- [AIM OF THE TASK]
Report each line of the listing below that contains the string "light". Case counts.

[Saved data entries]
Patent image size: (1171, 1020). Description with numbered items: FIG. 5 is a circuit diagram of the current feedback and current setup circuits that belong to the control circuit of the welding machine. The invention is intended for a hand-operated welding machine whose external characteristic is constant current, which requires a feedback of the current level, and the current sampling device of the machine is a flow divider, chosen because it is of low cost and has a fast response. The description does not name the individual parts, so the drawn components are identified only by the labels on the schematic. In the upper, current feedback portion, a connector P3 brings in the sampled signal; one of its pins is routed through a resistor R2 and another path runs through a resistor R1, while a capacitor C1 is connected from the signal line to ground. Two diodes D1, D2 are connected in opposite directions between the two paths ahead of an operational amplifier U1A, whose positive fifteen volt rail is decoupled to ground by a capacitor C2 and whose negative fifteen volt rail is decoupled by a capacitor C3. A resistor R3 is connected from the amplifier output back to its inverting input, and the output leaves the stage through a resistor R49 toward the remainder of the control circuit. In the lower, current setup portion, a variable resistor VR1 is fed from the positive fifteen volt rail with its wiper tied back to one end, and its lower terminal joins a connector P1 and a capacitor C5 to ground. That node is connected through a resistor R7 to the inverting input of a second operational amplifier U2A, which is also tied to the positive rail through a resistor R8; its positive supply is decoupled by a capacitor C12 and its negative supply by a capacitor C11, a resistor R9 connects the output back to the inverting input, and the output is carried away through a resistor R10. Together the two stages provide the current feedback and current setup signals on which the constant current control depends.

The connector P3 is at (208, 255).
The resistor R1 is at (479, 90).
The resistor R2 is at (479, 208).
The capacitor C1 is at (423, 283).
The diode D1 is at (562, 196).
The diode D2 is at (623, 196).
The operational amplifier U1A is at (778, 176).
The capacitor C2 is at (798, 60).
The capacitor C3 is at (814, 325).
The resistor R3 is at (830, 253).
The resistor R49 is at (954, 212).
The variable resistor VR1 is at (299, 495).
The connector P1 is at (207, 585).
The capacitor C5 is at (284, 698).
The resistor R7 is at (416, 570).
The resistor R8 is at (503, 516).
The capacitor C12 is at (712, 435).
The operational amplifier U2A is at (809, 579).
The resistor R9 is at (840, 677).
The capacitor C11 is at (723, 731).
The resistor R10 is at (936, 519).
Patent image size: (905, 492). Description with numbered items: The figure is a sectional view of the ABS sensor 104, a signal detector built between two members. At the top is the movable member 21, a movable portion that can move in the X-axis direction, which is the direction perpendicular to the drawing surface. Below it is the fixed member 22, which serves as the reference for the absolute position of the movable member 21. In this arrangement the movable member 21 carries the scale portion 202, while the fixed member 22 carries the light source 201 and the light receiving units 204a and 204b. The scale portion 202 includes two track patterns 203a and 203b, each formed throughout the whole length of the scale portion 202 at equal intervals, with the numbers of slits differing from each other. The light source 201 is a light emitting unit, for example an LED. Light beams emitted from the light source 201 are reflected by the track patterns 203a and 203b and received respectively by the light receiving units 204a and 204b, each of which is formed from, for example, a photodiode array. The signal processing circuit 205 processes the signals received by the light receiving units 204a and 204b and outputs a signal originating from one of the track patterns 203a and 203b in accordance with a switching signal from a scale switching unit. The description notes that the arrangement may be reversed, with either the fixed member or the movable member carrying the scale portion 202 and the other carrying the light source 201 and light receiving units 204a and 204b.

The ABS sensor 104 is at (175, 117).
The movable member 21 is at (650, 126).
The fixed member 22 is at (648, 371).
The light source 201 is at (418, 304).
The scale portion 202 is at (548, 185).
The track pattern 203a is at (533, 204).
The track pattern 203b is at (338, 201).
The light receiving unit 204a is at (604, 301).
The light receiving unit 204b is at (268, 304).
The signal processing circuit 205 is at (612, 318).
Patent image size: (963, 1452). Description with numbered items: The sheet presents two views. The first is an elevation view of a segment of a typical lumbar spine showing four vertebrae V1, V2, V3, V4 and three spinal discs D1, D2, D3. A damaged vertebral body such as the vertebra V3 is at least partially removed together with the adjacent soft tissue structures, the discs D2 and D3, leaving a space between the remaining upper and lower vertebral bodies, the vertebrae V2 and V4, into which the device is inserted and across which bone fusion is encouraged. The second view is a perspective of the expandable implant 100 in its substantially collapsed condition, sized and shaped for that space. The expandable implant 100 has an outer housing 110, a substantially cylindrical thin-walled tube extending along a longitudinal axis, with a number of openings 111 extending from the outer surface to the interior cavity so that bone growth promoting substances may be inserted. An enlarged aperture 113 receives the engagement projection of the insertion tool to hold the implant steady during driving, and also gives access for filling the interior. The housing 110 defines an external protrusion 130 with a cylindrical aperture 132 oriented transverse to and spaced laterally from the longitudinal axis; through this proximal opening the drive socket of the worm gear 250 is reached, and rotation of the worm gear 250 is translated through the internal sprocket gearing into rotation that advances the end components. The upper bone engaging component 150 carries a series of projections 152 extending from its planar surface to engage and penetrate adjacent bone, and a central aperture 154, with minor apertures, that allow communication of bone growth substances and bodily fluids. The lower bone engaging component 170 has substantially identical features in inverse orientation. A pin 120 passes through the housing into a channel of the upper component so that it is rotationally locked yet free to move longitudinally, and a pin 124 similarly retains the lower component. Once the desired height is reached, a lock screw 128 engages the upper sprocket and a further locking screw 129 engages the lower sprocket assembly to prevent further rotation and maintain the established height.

- [OUTPUT OF THE EXERCISE]
Patent image size: (905, 492). Description with numbered items: The figure is a sectional view of the ABS sensor 104, a signal detector built between two members. At the top is the movable member 21, a movable portion that can move in the X-axis direction, which is the direction perpendicular to the drawing surface. Below it is the fixed member 22, which serves as the reference for the absolute position of the movable member 21. In this arrangement the movable member 21 carries the scale portion 202, while the fixed member 22 carries the light source 201 and the light receiving units 204a and 204b. The scale portion 202 includes two track patterns 203a and 203b, each formed throughout the whole length of the scale portion 202 at equal intervals, with the numbers of slits differing from each other. The light source 201 is a light emitting unit, for example an LED. Light beams emitted from the light source 201 are reflected by the track patterns 203a and 203b and received respectively by the light receiving units 204a and 204b, each of which is formed from, for example, a photodiode array. The signal processing circuit 205 processes the signals received by the light receiving units 204a and 204b and outputs a signal originating from one of the track patterns 203a and 203b in accordance with a switching signal from a scale switching unit. The description notes that the arrangement may be reversed, with either the fixed member or the movable member carrying the scale portion 202 and the other carrying the light source 201 and light receiving units 204a and 204b.
The light source 201 is at (418, 304).
The light receiving unit 204a is at (604, 301).
The light receiving unit 204b is at (268, 304).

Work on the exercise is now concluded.